**Problem details**: Each record below should appear again exactly as written.

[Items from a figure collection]
◇ ◇ ◇ ◇ ◇
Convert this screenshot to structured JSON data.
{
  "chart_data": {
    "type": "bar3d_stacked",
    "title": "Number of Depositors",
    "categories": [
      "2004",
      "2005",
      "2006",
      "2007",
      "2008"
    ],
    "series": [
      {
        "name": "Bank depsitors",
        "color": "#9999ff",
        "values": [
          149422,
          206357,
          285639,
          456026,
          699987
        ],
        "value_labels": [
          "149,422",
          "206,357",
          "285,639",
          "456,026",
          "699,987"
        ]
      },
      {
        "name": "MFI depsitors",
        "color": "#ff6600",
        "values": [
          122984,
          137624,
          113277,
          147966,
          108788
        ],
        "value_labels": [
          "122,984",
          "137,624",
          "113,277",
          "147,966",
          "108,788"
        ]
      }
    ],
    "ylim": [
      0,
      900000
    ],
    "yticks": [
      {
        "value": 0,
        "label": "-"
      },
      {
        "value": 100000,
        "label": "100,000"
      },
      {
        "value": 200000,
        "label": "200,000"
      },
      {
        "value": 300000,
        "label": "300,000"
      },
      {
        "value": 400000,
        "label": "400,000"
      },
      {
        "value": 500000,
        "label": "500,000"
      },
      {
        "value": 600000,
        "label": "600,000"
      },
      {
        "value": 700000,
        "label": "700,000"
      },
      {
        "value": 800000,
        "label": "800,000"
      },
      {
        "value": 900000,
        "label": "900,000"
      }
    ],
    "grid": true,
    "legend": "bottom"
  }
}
◇ ◇ ◇ ◇ ◇
**Solution to this exercise**:
Convert this screenshot to structured JSON data.
{
  "chart_data": {
    "type": "bar3d_stacked",
    "title": "Number of Depositors",
    "categories": [
      "2004",
      "2005",
      "2006",
      "2007",
      "2008"
    ],
    "series": [
      {
        "name": "Bank depsitors",
        "color": "#9999ff",
        "values": [
          149422,
          206357,
          285639,
          456026,
          699987
        ],
        "value_labels": [
          "149,422",
          "206,357",
          "285,639",
          "456,026",
          "699,987"
        ]
      },
      {
        "name": "MFI depsitors",
        "color": "#ff6600",
        "values": [
          122984,
          137624,
          113277,
          147966,
          108788
        ],
        "value_labels": [
          "122,984",
          "137,624",
          "113,277",
          "147,966",
          "108,788"
        ]
      }
    ],
    "ylim": [
      0,
      900000
    ],
    "yticks": [
      {
        "value": 0,
        "label": "-"
      },
      {
        "value": 100000,
        "label": "100,000"
      },
      {
        "value": 200000,
        "label": "200,000"
      },
      {
        "value": 300000,
        "label": "300,000"
      },
      {
        "value": 400000,
        "label": "400,000"
      },
      {
        "value": 500000,
        "label": "500,000"
      },
      {
        "value": 600000,
        "label": "600,000"
      },
      {
        "value": 700000,
        "label": "700,000"
      },
      {
        "value": 800000,
        "label": "800,000"
      },
      {
        "value": 900000,
        "label": "900,000"
      }
    ],
    "grid": true,
    "legend": "bottom"
  }
}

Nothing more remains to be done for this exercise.